(What is asked): Here are some records; return them all exactly.

(Data records):
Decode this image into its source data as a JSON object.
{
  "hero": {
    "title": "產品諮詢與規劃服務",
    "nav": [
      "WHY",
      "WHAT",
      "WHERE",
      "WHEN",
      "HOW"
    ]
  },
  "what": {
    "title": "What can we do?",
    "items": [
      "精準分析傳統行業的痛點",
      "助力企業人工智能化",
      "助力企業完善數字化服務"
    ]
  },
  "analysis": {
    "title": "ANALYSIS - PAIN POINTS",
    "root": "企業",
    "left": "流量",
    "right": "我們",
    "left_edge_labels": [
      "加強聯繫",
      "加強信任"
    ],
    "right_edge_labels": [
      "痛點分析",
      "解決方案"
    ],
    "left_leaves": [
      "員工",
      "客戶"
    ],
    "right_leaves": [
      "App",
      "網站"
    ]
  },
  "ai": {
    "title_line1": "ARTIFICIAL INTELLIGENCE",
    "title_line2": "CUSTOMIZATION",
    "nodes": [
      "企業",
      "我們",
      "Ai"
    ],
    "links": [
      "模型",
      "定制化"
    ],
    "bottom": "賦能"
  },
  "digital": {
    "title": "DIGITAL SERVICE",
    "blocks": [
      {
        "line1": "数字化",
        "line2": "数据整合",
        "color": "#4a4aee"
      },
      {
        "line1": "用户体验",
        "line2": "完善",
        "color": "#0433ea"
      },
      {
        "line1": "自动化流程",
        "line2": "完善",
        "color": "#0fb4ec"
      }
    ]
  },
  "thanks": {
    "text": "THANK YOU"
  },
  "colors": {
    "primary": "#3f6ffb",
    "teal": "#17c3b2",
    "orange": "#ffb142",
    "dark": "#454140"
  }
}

(Written response):
Decode this image into its source data as a JSON object.
{
  "hero": {
    "title": "產品諮詢與規劃服務",
    "nav": [
      "WHY",
      "WHAT",
      "WHERE",
      "WHEN",
      "HOW"
    ]
  },
  "what": {
    "title": "What can we do?",
    "items": [
      "精準分析傳統行業的痛點",
      "助力企業人工智能化",
      "助力企業完善數字化服務"
    ]
  },
  "analysis": {
    "title": "ANALYSIS - PAIN POINTS",
    "root": "企業",
    "left": "流量",
    "right": "我們",
    "left_edge_labels": [
      "加強聯繫",
      "加強信任"
    ],
    "right_edge_labels": [
      "痛點分析",
      "解決方案"
    ],
    "left_leaves": [
      "員工",
      "客戶"
    ],
    "right_leaves": [
      "App",
      "網站"
    ]
  },
  "ai": {
    "title_line1": "ARTIFICIAL INTELLIGENCE",
    "title_line2": "CUSTOMIZATION",
    "nodes": [
      "企業",
      "我們",
      "Ai"
    ],
    "links": [
      "模型",
      "定制化"
    ],
    "bottom": "賦能"
  },
  "digital": {
    "title": "DIGITAL SERVICE",
    "blocks": [
      {
        "line1": "数字化",
        "line2": "数据整合",
        "color": "#4a4aee"
      },
      {
        "line1": "用户体验",
        "line2": "完善",
        "color": "#0433ea"
      },
      {
        "line1": "自动化流程",
        "line2": "完善",
        "color": "#0fb4ec"
      }
    ]
  },
  "thanks": {
    "text": "THANK YOU"
  },
  "colors": {
    "primary": "#3f6ffb",
    "teal": "#17c3b2",
    "orange": "#ffb142",
    "dark": "#454140"
  }
}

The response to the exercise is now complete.